┌──

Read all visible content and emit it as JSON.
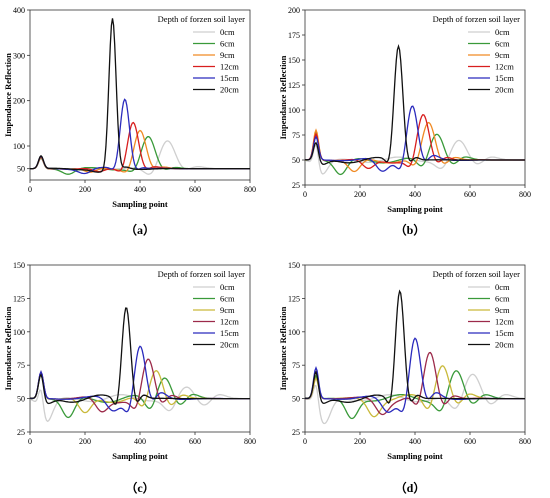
{
  "figure": {
    "panel_labels": [
      "（a）",
      "（b）",
      "（c）",
      "（d）"
    ]
  },
  "chart_data": [
    {
      "type": "line",
      "panel": "a",
      "xlabel": "Sampling point",
      "ylabel": "Impendance Reflection",
      "xlim": [
        0,
        800
      ],
      "ylim": [
        25,
        400
      ],
      "xticks": [
        0,
        200,
        400,
        600,
        800
      ],
      "yticks": [
        50,
        100,
        200,
        300,
        400
      ],
      "grid": false,
      "legend_title": "Depth of forzen soil layer",
      "legend_position": "top-right",
      "series": [
        {
          "name": "0cm",
          "color": "#cfcfcf",
          "initial_peak": [
            40,
            72
          ],
          "main_peak": [
            500,
            115
          ],
          "main_width": 28,
          "trough": [
            430,
            42
          ]
        },
        {
          "name": "6cm",
          "color": "#3a9a3a",
          "initial_peak": [
            40,
            74
          ],
          "main_peak": [
            430,
            120
          ],
          "main_width": 25,
          "trough": [
            140,
            38
          ]
        },
        {
          "name": "9cm",
          "color": "#f08a24",
          "initial_peak": [
            40,
            75
          ],
          "main_peak": [
            400,
            135
          ],
          "main_width": 22,
          "trough": [
            220,
            40
          ]
        },
        {
          "name": "12cm",
          "color": "#d81e1e",
          "initial_peak": [
            40,
            76
          ],
          "main_peak": [
            375,
            155
          ],
          "main_width": 20,
          "trough": [
            250,
            41
          ]
        },
        {
          "name": "15cm",
          "color": "#2b2bbd",
          "initial_peak": [
            40,
            77
          ],
          "main_peak": [
            345,
            205
          ],
          "main_width": 17,
          "trough": [
            200,
            40
          ]
        },
        {
          "name": "20cm",
          "color": "#111111",
          "initial_peak": [
            40,
            78
          ],
          "main_peak": [
            300,
            380
          ],
          "main_width": 13,
          "trough": [
            250,
            42
          ]
        }
      ]
    },
    {
      "type": "line",
      "panel": "b",
      "xlabel": "Sampling point",
      "ylabel": "Impendance Reflection",
      "xlim": [
        0,
        800
      ],
      "ylim": [
        25,
        200
      ],
      "xticks": [
        0,
        200,
        400,
        600,
        800
      ],
      "yticks": [
        25,
        50,
        75,
        100,
        125,
        150,
        175,
        200
      ],
      "grid": false,
      "legend_title": "Depth of forzen soil layer",
      "legend_position": "top-right",
      "series": [
        {
          "name": "0cm",
          "color": "#cfcfcf",
          "initial_peak": [
            40,
            75
          ],
          "main_peak": [
            560,
            70
          ],
          "main_width": 30,
          "trough": [
            60,
            35
          ]
        },
        {
          "name": "6cm",
          "color": "#3a9a3a",
          "initial_peak": [
            40,
            78
          ],
          "main_peak": [
            480,
            77
          ],
          "main_width": 26,
          "trough": [
            130,
            35
          ]
        },
        {
          "name": "9cm",
          "color": "#f08a24",
          "initial_peak": [
            40,
            80
          ],
          "main_peak": [
            450,
            87
          ],
          "main_width": 24,
          "trough": [
            180,
            37
          ]
        },
        {
          "name": "12cm",
          "color": "#d81e1e",
          "initial_peak": [
            40,
            76
          ],
          "main_peak": [
            430,
            94
          ],
          "main_width": 22,
          "trough": [
            230,
            40
          ]
        },
        {
          "name": "15cm",
          "color": "#2b2bbd",
          "initial_peak": [
            40,
            73
          ],
          "main_peak": [
            390,
            106
          ],
          "main_width": 20,
          "trough": [
            280,
            38
          ]
        },
        {
          "name": "20cm",
          "color": "#111111",
          "initial_peak": [
            40,
            70
          ],
          "main_peak": [
            340,
            165
          ],
          "main_width": 16,
          "trough": [
            60,
            44
          ]
        }
      ]
    },
    {
      "type": "line",
      "panel": "c",
      "xlabel": "Sampling point",
      "ylabel": "Impendance Reflection",
      "xlim": [
        0,
        800
      ],
      "ylim": [
        25,
        150
      ],
      "xticks": [
        0,
        200,
        400,
        600,
        800
      ],
      "yticks": [
        25,
        50,
        75,
        100,
        125,
        150
      ],
      "grid": false,
      "legend_title": "Depth of forzen soil layer",
      "legend_position": "top-right",
      "series": [
        {
          "name": "0cm",
          "color": "#cfcfcf",
          "initial_peak": [
            40,
            68
          ],
          "main_peak": [
            570,
            59
          ],
          "main_width": 30,
          "trough": [
            60,
            32
          ]
        },
        {
          "name": "6cm",
          "color": "#3a9a3a",
          "initial_peak": [
            40,
            69
          ],
          "main_peak": [
            490,
            67
          ],
          "main_width": 26,
          "trough": [
            140,
            35
          ]
        },
        {
          "name": "9cm",
          "color": "#c9b93a",
          "initial_peak": [
            40,
            69
          ],
          "main_peak": [
            460,
            71
          ],
          "main_width": 24,
          "trough": [
            200,
            38
          ]
        },
        {
          "name": "12cm",
          "color": "#9c2a4a",
          "initial_peak": [
            40,
            70
          ],
          "main_peak": [
            430,
            78
          ],
          "main_width": 22,
          "trough": [
            260,
            40
          ]
        },
        {
          "name": "15cm",
          "color": "#2b2bbd",
          "initial_peak": [
            40,
            70
          ],
          "main_peak": [
            400,
            90
          ],
          "main_width": 20,
          "trough": [
            300,
            42
          ]
        },
        {
          "name": "20cm",
          "color": "#111111",
          "initial_peak": [
            40,
            70
          ],
          "main_peak": [
            350,
            120
          ],
          "main_width": 16,
          "trough": [
            60,
            45
          ]
        }
      ]
    },
    {
      "type": "line",
      "panel": "d",
      "xlabel": "Sampling point",
      "ylabel": "Impendance Reflection",
      "xlim": [
        0,
        800
      ],
      "ylim": [
        25,
        150
      ],
      "xticks": [
        0,
        200,
        400,
        600,
        800
      ],
      "yticks": [
        25,
        50,
        75,
        100,
        125,
        150
      ],
      "grid": false,
      "legend_title": "Depth of forzen soil layer",
      "legend_position": "top-right",
      "series": [
        {
          "name": "0cm",
          "color": "#cfcfcf",
          "initial_peak": [
            40,
            67
          ],
          "main_peak": [
            610,
            69
          ],
          "main_width": 30,
          "trough": [
            70,
            31
          ]
        },
        {
          "name": "6cm",
          "color": "#3a9a3a",
          "initial_peak": [
            40,
            67
          ],
          "main_peak": [
            550,
            71
          ],
          "main_width": 27,
          "trough": [
            170,
            35
          ]
        },
        {
          "name": "9cm",
          "color": "#c9b93a",
          "initial_peak": [
            40,
            65
          ],
          "main_peak": [
            500,
            77
          ],
          "main_width": 25,
          "trough": [
            250,
            38
          ]
        },
        {
          "name": "12cm",
          "color": "#9c2a4a",
          "initial_peak": [
            40,
            70
          ],
          "main_peak": [
            455,
            84
          ],
          "main_width": 22,
          "trough": [
            280,
            40
          ]
        },
        {
          "name": "15cm",
          "color": "#2b2bbd",
          "initial_peak": [
            40,
            73
          ],
          "main_peak": [
            400,
            96
          ],
          "main_width": 20,
          "trough": [
            300,
            41
          ]
        },
        {
          "name": "20cm",
          "color": "#111111",
          "initial_peak": [
            40,
            72
          ],
          "main_peak": [
            345,
            132
          ],
          "main_width": 16,
          "trough": [
            60,
            45
          ]
        }
      ]
    }
  ]
}
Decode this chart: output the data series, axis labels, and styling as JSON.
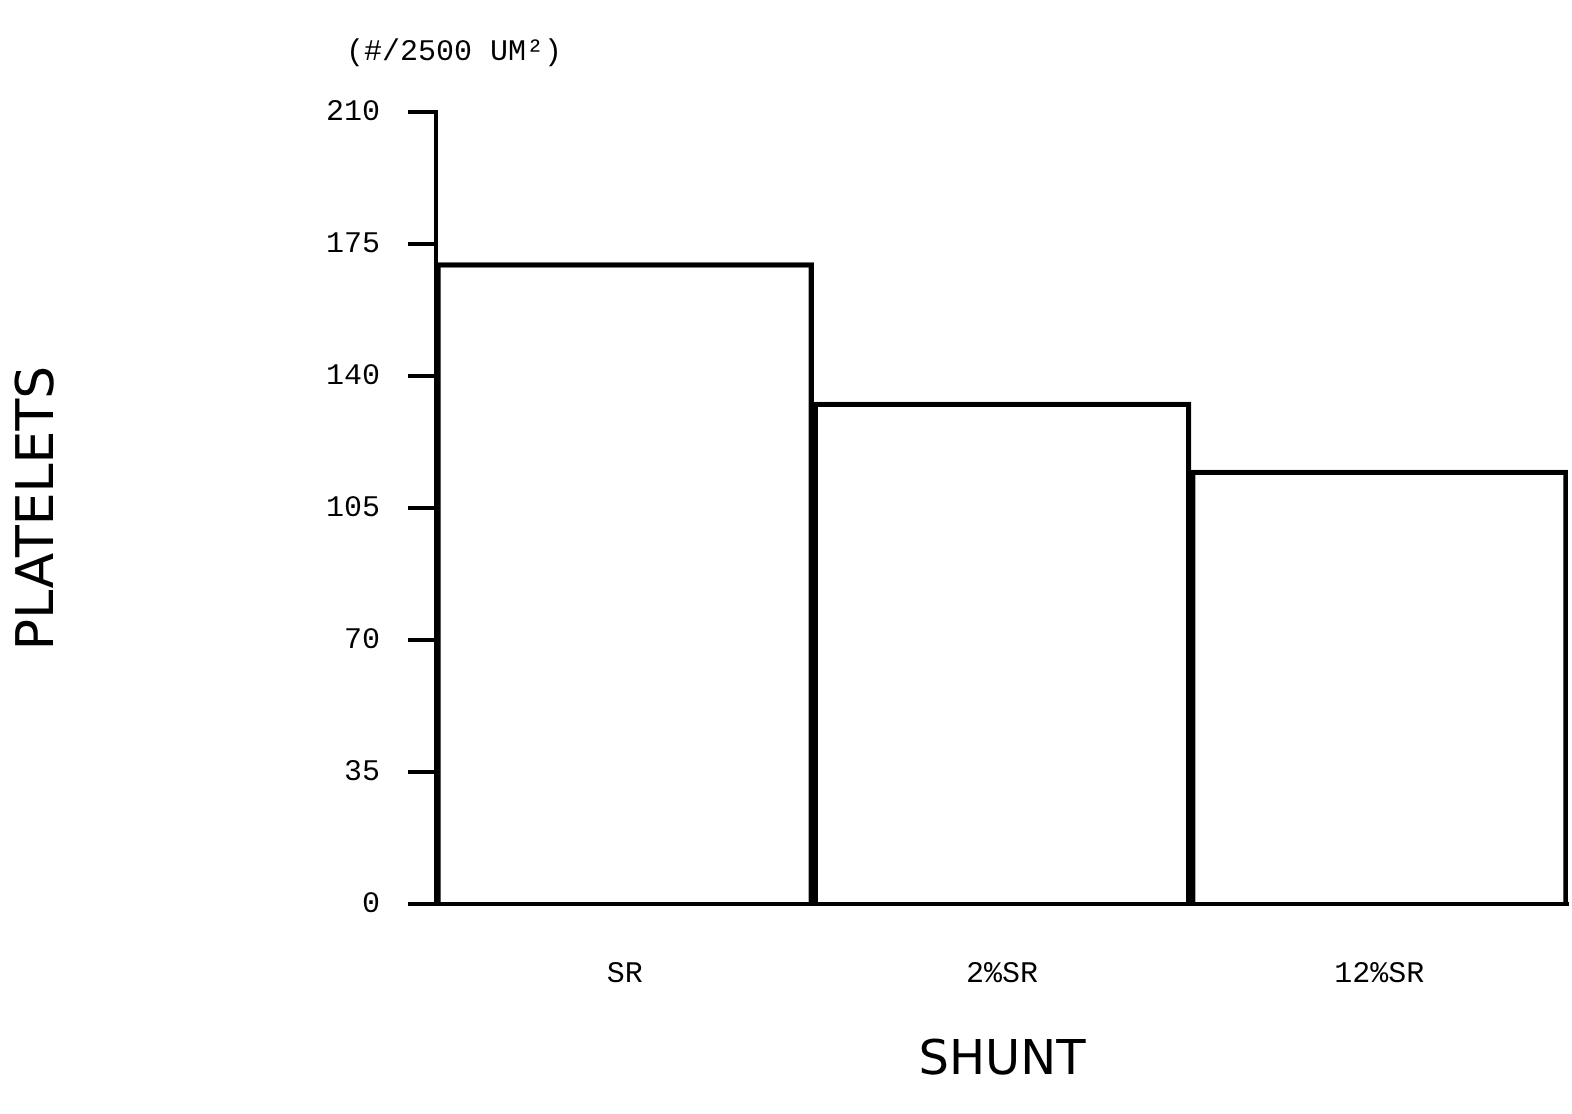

└──

** Exercise **
Transcribe the whole listing exactly. Pictures are excluded.

** Written answer **
Read all visible content and emit it as JSON.
{
  "figure": {
    "panel_labels": [
      "（a）",
      "（b）",
      "（c）",
      "（d）"
    ]
  },
  "chart_data": [
    {
      "type": "line",
      "panel": "a",
      "xlabel": "Sampling point",
      "ylabel": "Impendance Reflection",
      "xlim": [
        0,
        800
      ],
      "ylim": [
        25,
        400
      ],
      "xticks": [
        0,
        200,
        400,
        600,
        800
      ],
      "yticks": [
        50,
        100,
        200,
        300,
        400
      ],
      "grid": false,
      "legend_title": "Depth of forzen soil layer",
      "legend_position": "top-right",
      "series": [
        {
          "name": "0cm",
          "color": "#cfcfcf",
          "initial_peak": [
            40,
            72
          ],
          "main_peak": [
            500,
            115
          ],
          "main_width": 28,
          "trough": [
            430,
            42
          ]
        },
        {
          "name": "6cm",
          "color": "#3a9a3a",
          "initial_peak": [
            40,
            74
          ],
          "main_peak": [
            430,
            120
          ],
          "main_width": 25,
          "trough": [
            140,
            38
          ]
        },
        {
          "name": "9cm",
          "color": "#f08a24",
          "initial_peak": [
            40,
            75
          ],
          "main_peak": [
            400,
            135
          ],
          "main_width": 22,
          "trough": [
            220,
            40
          ]
        },
        {
          "name": "12cm",
          "color": "#d81e1e",
          "initial_peak": [
            40,
            76
          ],
          "main_peak": [
            375,
            155
          ],
          "main_width": 20,
          "trough": [
            250,
            41
          ]
        },
        {
          "name": "15cm",
          "color": "#2b2bbd",
          "initial_peak": [
            40,
            77
          ],
          "main_peak": [
            345,
            205
          ],
          "main_width": 17,
          "trough": [
            200,
            40
          ]
        },
        {
          "name": "20cm",
          "color": "#111111",
          "initial_peak": [
            40,
            78
          ],
          "main_peak": [
            300,
            380
          ],
          "main_width": 13,
          "trough": [
            250,
            42
          ]
        }
      ]
    },
    {
      "type": "line",
      "panel": "b",
      "xlabel": "Sampling point",
      "ylabel": "Impendance Reflection",
      "xlim": [
        0,
        800
      ],
      "ylim": [
        25,
        200
      ],
      "xticks": [
        0,
        200,
        400,
        600,
        800
      ],
      "yticks": [
        25,
        50,
        75,
        100,
        125,
        150,
        175,
        200
      ],
      "grid": false,
      "legend_title": "Depth of forzen soil layer",
      "legend_position": "top-right",
      "series": [
        {
          "name": "0cm",
          "color": "#cfcfcf",
          "initial_peak": [
            40,
            75
          ],
          "main_peak": [
            560,
            70
          ],
          "main_width": 30,
          "trough": [
            60,
            35
          ]
        },
        {
          "name": "6cm",
          "color": "#3a9a3a",
          "initial_peak": [
            40,
            78
          ],
          "main_peak": [
            480,
            77
          ],
          "main_width": 26,
          "trough": [
            130,
            35
          ]
        },
        {
          "name": "9cm",
          "color": "#f08a24",
          "initial_peak": [
            40,
            80
          ],
          "main_peak": [
            450,
            87
          ],
          "main_width": 24,
          "trough": [
            180,
            37
          ]
        },
        {
          "name": "12cm",
          "color": "#d81e1e",
          "initial_peak": [
            40,
            76
          ],
          "main_peak": [
            430,
            94
          ],
          "main_width": 22,
          "trough": [
            230,
            40
          ]
        },
        {
          "name": "15cm",
          "color": "#2b2bbd",
          "initial_peak": [
            40,
            73
          ],
          "main_peak": [
            390,
            106
          ],
          "main_width": 20,
          "trough": [
            280,
            38
          ]
        },
        {
          "name": "20cm",
          "color": "#111111",
          "initial_peak": [
            40,
            70
          ],
          "main_peak": [
            340,
            165
          ],
          "main_width": 16,
          "trough": [
            60,
            44
          ]
        }
      ]
    },
    {
      "type": "line",
      "panel": "c",
      "xlabel": "Sampling point",
      "ylabel": "Impendance Reflection",
      "xlim": [
        0,
        800
      ],
      "ylim": [
        25,
        150
      ],
      "xticks": [
        0,
        200,
        400,
        600,
        800
      ],
      "yticks": [
        25,
        50,
        75,
        100,
        125,
        150
      ],
      "grid": false,
      "legend_title": "Depth of forzen soil layer",
      "legend_position": "top-right",
      "series": [
        {
          "name": "0cm",
          "color": "#cfcfcf",
          "initial_peak": [
            40,
            68
          ],
          "main_peak": [
            570,
            59
          ],
          "main_width": 30,
          "trough": [
            60,
            32
          ]
        },
        {
          "name": "6cm",
          "color": "#3a9a3a",
          "initial_peak": [
            40,
            69
          ],
          "main_peak": [
            490,
            67
          ],
          "main_width": 26,
          "trough": [
            140,
            35
          ]
        },
        {
          "name": "9cm",
          "color": "#c9b93a",
          "initial_peak": [
            40,
            69
          ],
          "main_peak": [
            460,
            71
          ],
          "main_width": 24,
          "trough": [
            200,
            38
          ]
        },
        {
          "name": "12cm",
          "color": "#9c2a4a",
          "initial_peak": [
            40,
            70
          ],
          "main_peak": [
            430,
            78
          ],
          "main_width": 22,
          "trough": [
            260,
            40
          ]
        },
        {
          "name": "15cm",
          "color": "#2b2bbd",
          "initial_peak": [
            40,
            70
          ],
          "main_peak": [
            400,
            90
          ],
          "main_width": 20,
          "trough": [
            300,
            42
          ]
        },
        {
          "name": "20cm",
          "color": "#111111",
          "initial_peak": [
            40,
            70
          ],
          "main_peak": [
            350,
            120
          ],
          "main_width": 16,
          "trough": [
            60,
            45
          ]
        }
      ]
    },
    {
      "type": "line",
      "panel": "d",
      "xlabel": "Sampling point",
      "ylabel": "Impendance Reflection",
      "xlim": [
        0,
        800
      ],
      "ylim": [
        25,
        150
      ],
      "xticks": [
        0,
        200,
        400,
        600,
        800
      ],
      "yticks": [
        25,
        50,
        75,
        100,
        125,
        150
      ],
      "grid": false,
      "legend_title": "Depth of forzen soil layer",
      "legend_position": "top-right",
      "series": [
        {
          "name": "0cm",
          "color": "#cfcfcf",
          "initial_peak": [
            40,
            67
          ],
          "main_peak": [
            610,
            69
          ],
          "main_width": 30,
          "trough": [
            70,
            31
          ]
        },
        {
          "name": "6cm",
          "color": "#3a9a3a",
          "initial_peak": [
            40,
            67
          ],
          "main_peak": [
            550,
            71
          ],
          "main_width": 27,
          "trough": [
            170,
            35
          ]
        },
        {
          "name": "9cm",
          "color": "#c9b93a",
          "initial_peak": [
            40,
            65
          ],
          "main_peak": [
            500,
            77
          ],
          "main_width": 25,
          "trough": [
            250,
            38
          ]
        },
        {
          "name": "12cm",
          "color": "#9c2a4a",
          "initial_peak": [
            40,
            70
          ],
          "main_peak": [
            455,
            84
          ],
          "main_width": 22,
          "trough": [
            280,
            40
          ]
        },
        {
          "name": "15cm",
          "color": "#2b2bbd",
          "initial_peak": [
            40,
            73
          ],
          "main_peak": [
            400,
            96
          ],
          "main_width": 20,
          "trough": [
            300,
            41
          ]
        },
        {
          "name": "20cm",
          "color": "#111111",
          "initial_peak": [
            40,
            72
          ],
          "main_peak": [
            345,
            132
          ],
          "main_width": 16,
          "trough": [
            60,
            45
          ]
        }
      ]
    }
  ]
}
Decode this chart: output the data series, axis labels, and styling as JSON.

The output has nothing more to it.